= Goal of the exercise =
In the entries that follow, how many lines contain the word "name"? Answer with the number only.

* Begin Stored rows *

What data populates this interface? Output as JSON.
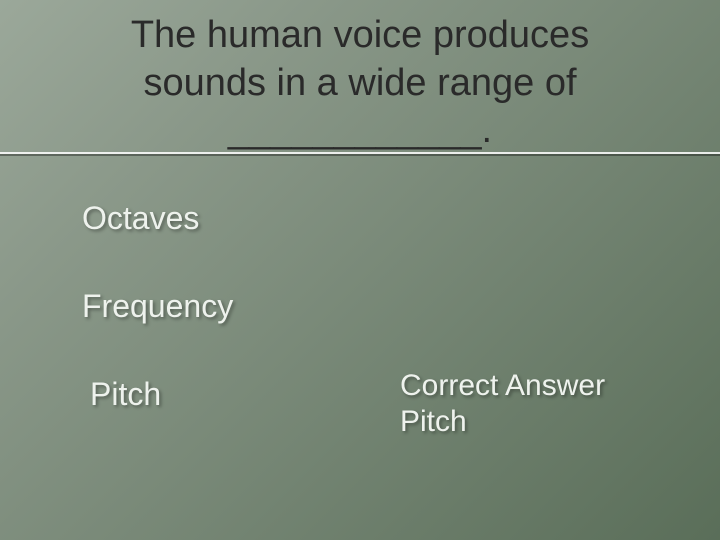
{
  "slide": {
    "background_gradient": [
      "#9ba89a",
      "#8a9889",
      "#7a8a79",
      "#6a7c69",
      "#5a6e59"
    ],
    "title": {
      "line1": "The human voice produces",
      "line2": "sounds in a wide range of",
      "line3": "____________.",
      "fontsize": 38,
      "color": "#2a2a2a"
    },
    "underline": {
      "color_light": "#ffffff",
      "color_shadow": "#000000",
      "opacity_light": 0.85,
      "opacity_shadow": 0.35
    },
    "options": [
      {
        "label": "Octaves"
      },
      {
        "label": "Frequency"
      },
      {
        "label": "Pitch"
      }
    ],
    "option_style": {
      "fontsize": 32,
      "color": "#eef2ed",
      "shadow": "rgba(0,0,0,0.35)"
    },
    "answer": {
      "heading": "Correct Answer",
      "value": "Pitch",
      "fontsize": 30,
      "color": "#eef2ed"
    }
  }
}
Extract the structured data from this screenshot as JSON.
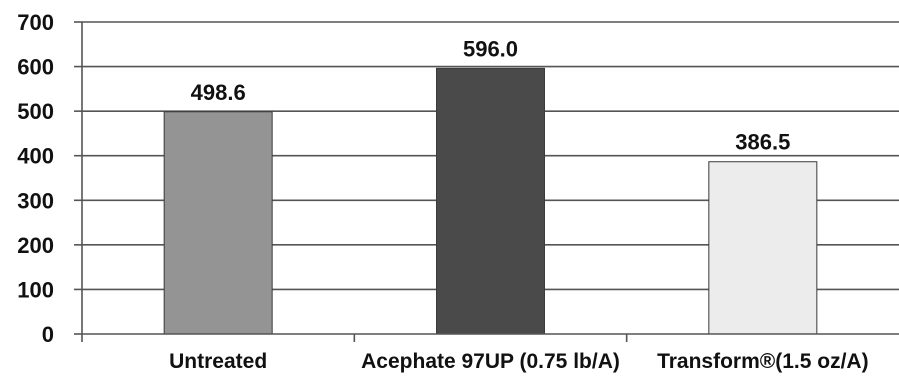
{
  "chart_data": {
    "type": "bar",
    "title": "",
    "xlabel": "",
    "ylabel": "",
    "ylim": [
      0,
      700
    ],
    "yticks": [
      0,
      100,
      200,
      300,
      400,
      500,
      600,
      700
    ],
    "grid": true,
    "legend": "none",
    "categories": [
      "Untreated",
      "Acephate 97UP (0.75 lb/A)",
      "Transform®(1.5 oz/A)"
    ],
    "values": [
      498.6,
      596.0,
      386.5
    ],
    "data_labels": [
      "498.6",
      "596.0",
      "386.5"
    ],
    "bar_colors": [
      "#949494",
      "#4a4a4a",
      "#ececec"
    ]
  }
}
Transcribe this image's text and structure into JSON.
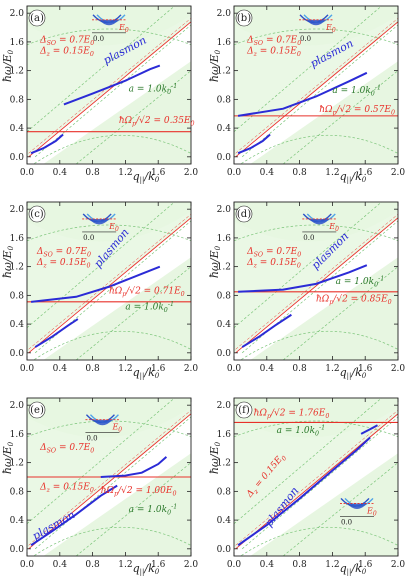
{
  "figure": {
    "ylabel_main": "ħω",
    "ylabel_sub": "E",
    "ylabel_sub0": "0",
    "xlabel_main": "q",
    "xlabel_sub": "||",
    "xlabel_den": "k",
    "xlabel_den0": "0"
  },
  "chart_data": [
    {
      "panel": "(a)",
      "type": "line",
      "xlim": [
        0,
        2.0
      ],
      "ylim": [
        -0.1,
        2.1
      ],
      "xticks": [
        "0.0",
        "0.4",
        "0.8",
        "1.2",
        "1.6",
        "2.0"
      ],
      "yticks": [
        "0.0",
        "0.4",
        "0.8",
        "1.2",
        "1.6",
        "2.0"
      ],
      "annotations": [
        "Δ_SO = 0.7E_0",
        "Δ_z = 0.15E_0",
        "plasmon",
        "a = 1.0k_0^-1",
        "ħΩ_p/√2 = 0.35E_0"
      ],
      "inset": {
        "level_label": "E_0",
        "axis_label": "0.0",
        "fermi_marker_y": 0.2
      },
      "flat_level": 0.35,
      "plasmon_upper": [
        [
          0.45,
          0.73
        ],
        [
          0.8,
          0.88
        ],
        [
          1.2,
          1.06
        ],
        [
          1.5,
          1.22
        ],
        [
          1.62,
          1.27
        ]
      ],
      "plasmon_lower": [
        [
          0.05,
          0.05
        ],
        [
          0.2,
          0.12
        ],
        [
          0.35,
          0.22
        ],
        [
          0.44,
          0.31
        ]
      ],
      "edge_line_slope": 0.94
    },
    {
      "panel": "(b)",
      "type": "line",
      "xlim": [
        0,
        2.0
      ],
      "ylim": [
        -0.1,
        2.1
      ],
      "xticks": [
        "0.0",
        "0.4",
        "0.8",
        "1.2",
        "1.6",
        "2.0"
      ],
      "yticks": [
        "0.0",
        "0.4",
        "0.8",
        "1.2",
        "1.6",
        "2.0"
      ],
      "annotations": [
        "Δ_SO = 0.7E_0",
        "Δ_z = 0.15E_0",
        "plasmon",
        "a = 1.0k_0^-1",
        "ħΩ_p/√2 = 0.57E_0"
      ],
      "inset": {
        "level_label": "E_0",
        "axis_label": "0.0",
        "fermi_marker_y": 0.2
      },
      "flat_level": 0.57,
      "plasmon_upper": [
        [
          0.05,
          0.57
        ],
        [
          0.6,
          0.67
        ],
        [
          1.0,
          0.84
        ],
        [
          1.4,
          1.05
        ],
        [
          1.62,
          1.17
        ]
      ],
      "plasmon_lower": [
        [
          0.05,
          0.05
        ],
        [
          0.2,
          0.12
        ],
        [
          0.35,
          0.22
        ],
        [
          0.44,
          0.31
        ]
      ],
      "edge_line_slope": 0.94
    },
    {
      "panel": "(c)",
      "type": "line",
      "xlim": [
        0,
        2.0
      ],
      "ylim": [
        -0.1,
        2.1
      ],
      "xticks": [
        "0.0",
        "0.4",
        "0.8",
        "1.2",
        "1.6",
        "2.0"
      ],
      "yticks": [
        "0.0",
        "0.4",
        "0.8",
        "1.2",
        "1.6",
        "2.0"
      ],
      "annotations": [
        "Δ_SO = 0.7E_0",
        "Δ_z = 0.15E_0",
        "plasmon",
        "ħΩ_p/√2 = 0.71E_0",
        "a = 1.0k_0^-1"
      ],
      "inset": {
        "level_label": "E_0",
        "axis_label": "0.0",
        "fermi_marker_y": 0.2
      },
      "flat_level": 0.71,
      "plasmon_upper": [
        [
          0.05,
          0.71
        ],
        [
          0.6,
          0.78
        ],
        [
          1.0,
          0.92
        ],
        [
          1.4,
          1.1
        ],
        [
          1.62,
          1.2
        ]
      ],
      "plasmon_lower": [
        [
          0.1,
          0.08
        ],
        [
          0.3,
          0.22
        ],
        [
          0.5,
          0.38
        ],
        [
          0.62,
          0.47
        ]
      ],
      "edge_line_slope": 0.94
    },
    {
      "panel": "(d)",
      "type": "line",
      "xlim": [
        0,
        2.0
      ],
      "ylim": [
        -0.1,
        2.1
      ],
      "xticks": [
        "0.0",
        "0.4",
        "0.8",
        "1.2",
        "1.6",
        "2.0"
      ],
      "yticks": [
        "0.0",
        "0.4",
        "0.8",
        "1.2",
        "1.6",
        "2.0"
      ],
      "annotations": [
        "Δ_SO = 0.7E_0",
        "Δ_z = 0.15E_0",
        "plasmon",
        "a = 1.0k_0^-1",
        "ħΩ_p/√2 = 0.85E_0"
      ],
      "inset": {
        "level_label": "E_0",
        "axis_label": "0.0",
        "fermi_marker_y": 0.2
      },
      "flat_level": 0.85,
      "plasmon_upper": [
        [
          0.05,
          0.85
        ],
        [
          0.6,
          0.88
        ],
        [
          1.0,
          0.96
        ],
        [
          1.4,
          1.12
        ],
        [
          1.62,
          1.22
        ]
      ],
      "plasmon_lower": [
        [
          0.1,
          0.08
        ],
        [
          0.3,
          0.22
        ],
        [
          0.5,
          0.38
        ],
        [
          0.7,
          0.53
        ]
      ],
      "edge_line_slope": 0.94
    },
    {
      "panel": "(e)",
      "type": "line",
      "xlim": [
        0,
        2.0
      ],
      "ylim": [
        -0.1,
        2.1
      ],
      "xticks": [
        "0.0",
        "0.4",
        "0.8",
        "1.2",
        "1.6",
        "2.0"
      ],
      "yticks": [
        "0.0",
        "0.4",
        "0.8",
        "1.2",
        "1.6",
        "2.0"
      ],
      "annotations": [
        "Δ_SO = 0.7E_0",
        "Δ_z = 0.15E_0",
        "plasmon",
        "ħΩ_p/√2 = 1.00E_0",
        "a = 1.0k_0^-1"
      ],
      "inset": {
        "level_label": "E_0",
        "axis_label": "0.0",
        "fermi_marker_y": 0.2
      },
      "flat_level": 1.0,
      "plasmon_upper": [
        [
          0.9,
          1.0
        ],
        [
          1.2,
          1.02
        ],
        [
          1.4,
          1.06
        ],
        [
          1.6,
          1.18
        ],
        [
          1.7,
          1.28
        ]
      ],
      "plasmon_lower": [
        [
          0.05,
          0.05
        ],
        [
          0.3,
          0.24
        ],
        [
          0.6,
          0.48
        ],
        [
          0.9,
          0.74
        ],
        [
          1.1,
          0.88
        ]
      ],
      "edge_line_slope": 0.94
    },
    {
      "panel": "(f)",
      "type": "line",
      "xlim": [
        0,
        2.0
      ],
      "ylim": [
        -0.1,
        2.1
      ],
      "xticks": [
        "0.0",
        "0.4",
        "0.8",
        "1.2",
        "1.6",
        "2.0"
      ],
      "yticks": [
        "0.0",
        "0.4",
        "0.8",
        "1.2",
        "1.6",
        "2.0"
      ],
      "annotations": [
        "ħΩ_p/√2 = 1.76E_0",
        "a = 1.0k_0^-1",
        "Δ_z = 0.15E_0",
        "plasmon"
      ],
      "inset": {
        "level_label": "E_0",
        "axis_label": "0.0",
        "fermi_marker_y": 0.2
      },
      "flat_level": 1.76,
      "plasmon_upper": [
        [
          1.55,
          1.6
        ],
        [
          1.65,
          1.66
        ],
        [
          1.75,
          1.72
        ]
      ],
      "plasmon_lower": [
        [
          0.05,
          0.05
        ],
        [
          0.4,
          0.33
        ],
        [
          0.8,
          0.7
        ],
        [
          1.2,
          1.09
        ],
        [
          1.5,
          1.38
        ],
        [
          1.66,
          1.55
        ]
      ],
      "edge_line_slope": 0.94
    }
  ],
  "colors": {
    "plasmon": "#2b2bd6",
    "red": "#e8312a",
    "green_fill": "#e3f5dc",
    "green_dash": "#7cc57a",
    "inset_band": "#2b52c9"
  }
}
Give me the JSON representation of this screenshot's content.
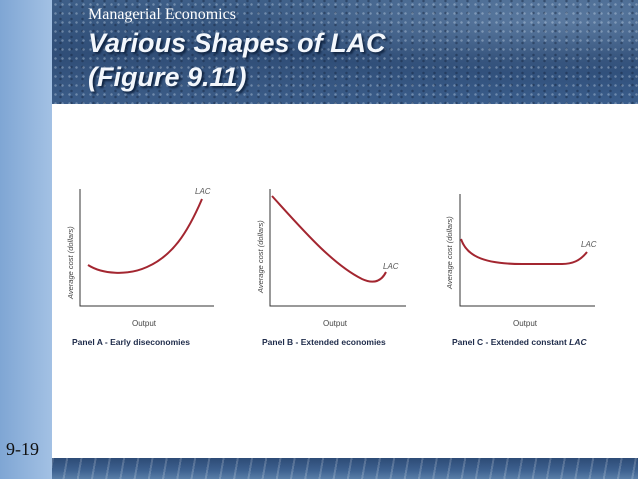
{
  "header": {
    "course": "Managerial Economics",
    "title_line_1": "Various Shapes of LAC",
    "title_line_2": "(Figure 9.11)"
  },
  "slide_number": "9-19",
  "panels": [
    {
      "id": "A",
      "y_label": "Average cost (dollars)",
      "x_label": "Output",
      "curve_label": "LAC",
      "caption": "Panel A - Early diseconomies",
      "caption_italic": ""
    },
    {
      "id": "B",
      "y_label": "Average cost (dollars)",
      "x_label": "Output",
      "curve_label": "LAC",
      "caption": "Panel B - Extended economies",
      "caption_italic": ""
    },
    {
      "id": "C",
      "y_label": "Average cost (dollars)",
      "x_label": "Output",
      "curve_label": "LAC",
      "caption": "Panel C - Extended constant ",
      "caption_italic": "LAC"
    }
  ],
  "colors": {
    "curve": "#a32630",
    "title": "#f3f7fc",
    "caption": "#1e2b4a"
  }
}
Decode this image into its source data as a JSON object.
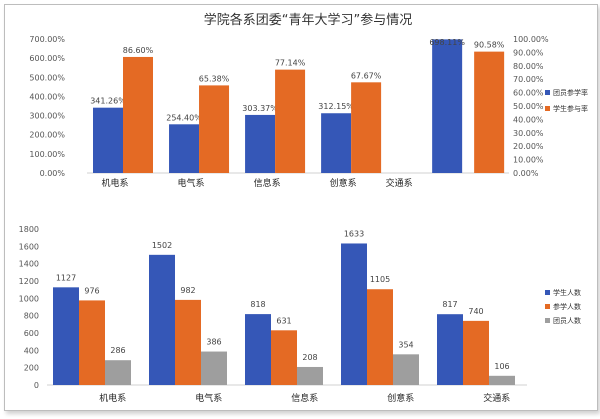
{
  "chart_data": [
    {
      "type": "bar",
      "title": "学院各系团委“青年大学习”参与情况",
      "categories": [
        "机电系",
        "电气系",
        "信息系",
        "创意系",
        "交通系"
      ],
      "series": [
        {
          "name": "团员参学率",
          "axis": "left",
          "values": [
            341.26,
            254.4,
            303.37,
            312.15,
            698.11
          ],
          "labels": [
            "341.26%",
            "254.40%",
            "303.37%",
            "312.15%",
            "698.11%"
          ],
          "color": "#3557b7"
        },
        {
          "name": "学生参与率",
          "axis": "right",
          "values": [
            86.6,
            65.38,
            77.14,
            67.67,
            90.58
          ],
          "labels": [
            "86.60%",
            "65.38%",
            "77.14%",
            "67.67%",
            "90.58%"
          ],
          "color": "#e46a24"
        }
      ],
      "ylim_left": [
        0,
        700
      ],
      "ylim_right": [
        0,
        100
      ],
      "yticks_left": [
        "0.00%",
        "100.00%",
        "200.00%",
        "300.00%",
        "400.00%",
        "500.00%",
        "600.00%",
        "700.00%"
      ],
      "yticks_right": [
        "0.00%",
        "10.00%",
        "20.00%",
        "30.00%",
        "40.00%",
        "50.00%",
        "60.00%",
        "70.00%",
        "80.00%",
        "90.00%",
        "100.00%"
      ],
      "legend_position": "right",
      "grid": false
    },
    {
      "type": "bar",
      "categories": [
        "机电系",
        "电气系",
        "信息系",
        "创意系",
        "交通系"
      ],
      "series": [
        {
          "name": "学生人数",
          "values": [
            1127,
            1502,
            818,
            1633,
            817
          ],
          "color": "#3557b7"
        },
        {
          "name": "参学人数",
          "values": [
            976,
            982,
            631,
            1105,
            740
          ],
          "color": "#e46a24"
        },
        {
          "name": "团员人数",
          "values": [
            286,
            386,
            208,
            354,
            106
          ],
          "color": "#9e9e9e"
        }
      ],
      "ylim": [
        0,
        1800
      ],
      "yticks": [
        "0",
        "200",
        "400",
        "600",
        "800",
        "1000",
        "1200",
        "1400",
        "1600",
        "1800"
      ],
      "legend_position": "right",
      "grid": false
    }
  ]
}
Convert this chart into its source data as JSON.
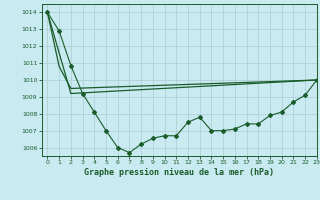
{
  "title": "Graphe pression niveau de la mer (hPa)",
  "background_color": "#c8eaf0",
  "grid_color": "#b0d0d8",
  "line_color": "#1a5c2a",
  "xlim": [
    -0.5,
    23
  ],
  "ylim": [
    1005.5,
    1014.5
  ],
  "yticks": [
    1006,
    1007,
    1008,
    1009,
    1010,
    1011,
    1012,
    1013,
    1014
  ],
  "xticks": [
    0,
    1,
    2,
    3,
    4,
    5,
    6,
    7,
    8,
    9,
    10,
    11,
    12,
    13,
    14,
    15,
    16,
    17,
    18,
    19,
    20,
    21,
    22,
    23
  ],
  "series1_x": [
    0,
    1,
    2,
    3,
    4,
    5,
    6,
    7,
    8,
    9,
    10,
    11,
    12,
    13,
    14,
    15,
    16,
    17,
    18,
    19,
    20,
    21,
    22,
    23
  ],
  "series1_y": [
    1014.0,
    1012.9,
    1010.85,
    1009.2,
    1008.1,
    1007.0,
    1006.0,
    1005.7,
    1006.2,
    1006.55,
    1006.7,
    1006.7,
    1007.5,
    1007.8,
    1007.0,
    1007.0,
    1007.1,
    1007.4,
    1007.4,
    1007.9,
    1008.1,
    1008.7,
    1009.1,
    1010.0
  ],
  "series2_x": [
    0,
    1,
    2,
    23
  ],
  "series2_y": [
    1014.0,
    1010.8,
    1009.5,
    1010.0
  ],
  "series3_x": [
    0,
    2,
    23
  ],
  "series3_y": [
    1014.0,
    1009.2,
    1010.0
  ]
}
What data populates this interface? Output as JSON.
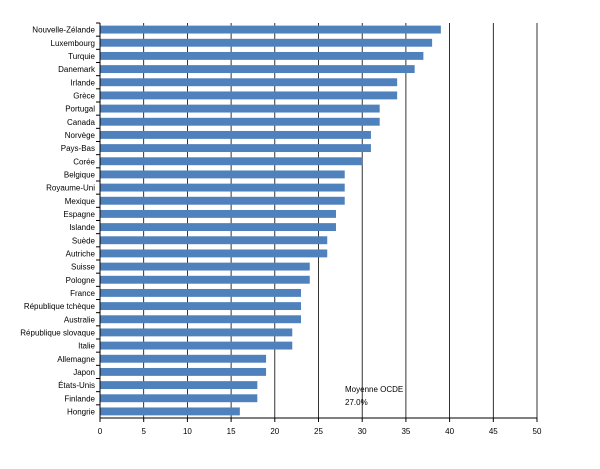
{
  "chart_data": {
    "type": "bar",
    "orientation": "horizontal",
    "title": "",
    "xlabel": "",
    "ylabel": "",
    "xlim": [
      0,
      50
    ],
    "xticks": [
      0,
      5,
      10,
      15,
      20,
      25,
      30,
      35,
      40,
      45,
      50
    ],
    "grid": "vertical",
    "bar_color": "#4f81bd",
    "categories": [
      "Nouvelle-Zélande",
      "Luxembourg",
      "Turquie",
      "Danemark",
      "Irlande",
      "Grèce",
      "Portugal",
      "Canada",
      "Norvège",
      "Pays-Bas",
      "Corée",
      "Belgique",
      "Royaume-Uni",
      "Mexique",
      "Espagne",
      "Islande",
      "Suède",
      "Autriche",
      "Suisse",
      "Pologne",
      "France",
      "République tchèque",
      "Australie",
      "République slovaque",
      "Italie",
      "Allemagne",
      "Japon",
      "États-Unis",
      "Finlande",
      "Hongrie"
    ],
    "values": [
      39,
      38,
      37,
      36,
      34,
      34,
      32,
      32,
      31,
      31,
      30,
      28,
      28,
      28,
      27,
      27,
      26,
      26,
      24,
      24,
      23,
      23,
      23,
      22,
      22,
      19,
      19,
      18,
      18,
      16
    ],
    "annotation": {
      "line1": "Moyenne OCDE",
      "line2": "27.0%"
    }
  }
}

* End Stored rows *

= Completed exercise =
5